A Petrobras (PETR4) enfrentou nesta quarta-feira (8) uma das maiores desvalorizações de sua história, registrando perda de R$ 27,9 bilhões em valor de mercado após forte queda no preço do petróleo Brent. A commodity recuou 13,3%, atingindo US$ 94,75 por barril, em reação ao anúncio de cessar-fogo entre Estados Unidos e Irã.
A capitalização da estatal brasileira caiu de R$ 662,8 bilhões para R$ 634,8 bilhões ao final do pregão. Durante a abertura das negociações, a empresa chegou a perder 9% de seu valor, com queda de R$ 57,9 bilhões na primeira hora de operações.
Quarto maior tombo histórico
A desvalorização registrada nesta quarta-feira representa o quarto maior tombo intradia na história da Petrobras. As maiores perdas anteriores ocorreram em 9 de março de 2020 (R$ 91,12 bilhões), 22 de fevereiro de 2021 (R$ 74,25 bilhões) e 24 de maio de 2022 (R$ 60,45 bilhões).
As ações preferenciais (PETR4) fecharam com recuo de 3,92%, cotadas a R$ 46,61, enquanto as ordinárias (PETR3) registraram queda de 4,42%, negociadas a R$ 51,19. O pico histórico de valorização da empresa, de R$ 677,2 bilhões, havia sido alcançado em 30 de março.

DADOS EXTRAÍDOS:
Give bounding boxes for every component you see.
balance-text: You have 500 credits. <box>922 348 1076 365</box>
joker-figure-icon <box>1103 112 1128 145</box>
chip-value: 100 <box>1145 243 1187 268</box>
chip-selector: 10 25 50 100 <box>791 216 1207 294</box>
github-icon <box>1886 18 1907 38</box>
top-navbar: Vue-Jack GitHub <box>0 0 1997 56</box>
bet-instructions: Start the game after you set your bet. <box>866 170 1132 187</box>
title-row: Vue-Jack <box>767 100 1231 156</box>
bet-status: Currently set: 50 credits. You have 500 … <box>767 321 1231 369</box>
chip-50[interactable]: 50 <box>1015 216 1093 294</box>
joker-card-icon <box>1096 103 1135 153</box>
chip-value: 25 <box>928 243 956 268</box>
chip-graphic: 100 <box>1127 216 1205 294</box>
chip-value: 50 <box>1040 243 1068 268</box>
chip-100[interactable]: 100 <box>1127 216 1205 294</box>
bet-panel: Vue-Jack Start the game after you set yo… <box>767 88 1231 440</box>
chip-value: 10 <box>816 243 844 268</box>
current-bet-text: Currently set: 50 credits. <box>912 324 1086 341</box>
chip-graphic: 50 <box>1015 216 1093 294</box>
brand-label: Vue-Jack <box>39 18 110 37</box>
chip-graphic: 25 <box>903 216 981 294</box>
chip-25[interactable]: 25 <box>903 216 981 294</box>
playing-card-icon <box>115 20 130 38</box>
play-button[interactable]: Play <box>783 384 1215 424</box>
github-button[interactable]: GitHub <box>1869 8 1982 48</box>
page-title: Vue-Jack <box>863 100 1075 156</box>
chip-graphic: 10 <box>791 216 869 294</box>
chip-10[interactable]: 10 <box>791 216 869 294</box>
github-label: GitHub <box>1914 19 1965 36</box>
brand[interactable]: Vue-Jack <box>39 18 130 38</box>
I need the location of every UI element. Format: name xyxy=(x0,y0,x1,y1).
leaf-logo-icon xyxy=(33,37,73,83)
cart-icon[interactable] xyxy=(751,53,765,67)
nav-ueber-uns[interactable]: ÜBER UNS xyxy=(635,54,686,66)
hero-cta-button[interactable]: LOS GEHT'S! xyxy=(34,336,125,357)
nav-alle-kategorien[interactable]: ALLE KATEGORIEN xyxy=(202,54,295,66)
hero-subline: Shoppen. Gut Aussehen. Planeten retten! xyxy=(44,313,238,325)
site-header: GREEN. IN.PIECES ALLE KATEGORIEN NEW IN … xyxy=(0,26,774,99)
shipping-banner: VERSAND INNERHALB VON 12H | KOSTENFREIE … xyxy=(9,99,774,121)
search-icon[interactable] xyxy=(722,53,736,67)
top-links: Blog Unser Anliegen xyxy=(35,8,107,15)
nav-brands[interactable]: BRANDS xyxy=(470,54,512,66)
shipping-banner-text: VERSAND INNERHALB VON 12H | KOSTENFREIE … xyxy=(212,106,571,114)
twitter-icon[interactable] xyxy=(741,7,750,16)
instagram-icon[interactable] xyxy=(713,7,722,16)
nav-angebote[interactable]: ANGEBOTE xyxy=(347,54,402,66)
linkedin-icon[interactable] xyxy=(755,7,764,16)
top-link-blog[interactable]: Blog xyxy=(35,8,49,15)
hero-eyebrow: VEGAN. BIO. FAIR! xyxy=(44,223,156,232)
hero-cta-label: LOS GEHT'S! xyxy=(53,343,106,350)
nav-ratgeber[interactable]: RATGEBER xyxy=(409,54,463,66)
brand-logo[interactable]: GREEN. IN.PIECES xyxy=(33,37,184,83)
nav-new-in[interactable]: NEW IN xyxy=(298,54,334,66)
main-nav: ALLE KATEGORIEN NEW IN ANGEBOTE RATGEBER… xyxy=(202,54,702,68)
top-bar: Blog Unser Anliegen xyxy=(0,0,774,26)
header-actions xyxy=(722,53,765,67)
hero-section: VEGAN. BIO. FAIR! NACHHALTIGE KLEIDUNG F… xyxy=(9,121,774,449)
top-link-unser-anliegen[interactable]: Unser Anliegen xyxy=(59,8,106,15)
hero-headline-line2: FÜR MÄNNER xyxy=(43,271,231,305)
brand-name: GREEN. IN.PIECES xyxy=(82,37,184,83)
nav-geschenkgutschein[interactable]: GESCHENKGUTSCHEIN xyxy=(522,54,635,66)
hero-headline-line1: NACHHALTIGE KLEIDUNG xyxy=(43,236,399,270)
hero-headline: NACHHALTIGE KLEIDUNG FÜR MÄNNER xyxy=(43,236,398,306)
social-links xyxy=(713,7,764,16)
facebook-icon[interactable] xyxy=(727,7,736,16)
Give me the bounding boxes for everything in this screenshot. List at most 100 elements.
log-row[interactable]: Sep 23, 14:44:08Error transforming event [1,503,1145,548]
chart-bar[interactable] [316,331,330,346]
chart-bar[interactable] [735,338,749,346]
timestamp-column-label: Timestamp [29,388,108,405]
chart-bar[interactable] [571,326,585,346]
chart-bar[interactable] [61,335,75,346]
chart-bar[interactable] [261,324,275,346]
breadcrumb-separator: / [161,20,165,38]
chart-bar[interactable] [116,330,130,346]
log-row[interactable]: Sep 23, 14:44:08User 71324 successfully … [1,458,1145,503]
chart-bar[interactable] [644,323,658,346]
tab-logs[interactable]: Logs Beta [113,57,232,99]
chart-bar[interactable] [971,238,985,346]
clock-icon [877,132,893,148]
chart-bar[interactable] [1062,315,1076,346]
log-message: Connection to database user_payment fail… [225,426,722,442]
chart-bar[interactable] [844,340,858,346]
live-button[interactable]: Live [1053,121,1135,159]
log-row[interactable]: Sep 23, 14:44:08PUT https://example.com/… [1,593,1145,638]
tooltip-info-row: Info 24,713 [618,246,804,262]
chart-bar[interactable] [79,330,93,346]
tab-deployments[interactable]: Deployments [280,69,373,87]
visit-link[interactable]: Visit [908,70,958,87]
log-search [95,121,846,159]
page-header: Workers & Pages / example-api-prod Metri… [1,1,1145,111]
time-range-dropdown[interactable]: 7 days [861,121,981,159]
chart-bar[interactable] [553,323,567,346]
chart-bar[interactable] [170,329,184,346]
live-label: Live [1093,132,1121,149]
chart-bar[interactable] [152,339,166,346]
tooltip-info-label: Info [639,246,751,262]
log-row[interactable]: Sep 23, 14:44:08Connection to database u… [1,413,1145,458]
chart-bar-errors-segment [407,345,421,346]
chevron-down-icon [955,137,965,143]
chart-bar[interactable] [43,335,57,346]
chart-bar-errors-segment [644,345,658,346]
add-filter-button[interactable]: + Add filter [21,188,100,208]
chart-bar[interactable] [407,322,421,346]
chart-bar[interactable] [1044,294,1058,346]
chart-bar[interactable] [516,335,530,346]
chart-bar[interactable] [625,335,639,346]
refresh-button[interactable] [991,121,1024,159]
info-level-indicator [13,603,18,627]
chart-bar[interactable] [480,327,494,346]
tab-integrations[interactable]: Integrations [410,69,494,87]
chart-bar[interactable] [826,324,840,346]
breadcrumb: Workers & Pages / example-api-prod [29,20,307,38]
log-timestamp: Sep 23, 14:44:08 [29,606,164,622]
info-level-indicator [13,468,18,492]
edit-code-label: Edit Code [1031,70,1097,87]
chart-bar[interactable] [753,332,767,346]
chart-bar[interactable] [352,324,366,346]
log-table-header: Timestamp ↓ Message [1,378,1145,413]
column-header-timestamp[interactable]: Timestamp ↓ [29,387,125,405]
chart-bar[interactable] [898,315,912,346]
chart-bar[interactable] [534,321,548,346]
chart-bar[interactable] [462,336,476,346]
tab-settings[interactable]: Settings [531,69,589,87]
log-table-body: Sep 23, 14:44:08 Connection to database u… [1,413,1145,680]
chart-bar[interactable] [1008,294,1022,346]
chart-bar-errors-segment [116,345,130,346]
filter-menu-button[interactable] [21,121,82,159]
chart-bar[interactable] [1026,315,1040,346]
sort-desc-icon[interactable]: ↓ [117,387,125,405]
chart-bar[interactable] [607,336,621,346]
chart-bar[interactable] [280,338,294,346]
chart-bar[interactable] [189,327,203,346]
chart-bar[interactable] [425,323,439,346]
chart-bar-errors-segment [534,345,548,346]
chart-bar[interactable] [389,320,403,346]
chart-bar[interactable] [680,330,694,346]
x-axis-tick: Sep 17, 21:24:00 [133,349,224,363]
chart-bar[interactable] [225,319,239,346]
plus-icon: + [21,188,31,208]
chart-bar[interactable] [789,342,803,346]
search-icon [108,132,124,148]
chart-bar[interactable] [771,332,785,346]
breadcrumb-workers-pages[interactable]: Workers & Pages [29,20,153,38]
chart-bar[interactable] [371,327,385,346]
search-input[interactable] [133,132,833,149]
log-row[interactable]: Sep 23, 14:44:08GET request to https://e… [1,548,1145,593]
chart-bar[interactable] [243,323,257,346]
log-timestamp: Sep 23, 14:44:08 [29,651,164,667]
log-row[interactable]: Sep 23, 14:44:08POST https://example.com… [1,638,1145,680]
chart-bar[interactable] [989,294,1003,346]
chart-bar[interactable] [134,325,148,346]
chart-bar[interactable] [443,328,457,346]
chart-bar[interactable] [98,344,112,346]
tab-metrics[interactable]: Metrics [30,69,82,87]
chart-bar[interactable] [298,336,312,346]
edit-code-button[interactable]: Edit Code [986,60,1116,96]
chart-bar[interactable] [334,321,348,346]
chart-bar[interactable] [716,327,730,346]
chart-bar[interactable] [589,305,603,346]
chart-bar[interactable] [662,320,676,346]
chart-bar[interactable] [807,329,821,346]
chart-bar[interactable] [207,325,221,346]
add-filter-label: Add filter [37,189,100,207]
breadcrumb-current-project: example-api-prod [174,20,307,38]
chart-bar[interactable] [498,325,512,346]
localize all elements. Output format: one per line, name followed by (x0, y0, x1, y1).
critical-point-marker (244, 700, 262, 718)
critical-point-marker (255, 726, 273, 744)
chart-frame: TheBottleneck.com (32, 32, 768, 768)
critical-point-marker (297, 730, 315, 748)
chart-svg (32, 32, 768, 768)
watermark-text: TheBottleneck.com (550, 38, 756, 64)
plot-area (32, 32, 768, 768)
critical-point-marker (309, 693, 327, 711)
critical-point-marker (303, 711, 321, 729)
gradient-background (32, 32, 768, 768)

ENUNCIADO DO PROBLEMA: Reproduza do texto de leitura, sem alterações, tudo o que vai de "A Petrobras (PETR4)" até "(R$ 60,45 bilhões).".

SAÍDA DO EXERCÍCIO:
A Petrobras (PETR4) enfrentou nesta quarta-feira (8) uma das maiores desvalorizações de sua história, registrando perda de R$ 27,9 bilhões em valor de mercado após forte queda no preço do petróleo Brent. A commodity recuou 13,3%, atingindo US$ 94,75 por barril, em reação ao anúncio de cessar-fogo entre Estados Unidos e Irã.
A capitalização da estatal brasileira caiu de R$ 662,8 bilhões para R$ 634,8 bilhões ao final do pregão. Durante a abertura das negociações, a empresa chegou a perder 9% de seu valor, com queda de R$ 57,9 bilhões na primeira hora de operações.
Quarto maior tombo histórico
A desvalorização registrada nesta quarta-feira representa o quarto maior tombo intradia na história da Petrobras. As maiores perdas anteriores ocorreram em 9 de março de 2020 (R$ 91,12 bilhões), 22 de fevereiro de 2021 (R$ 74,25 bilhões) e 24 de maio de 2022 (R$ 60,45 bilhões).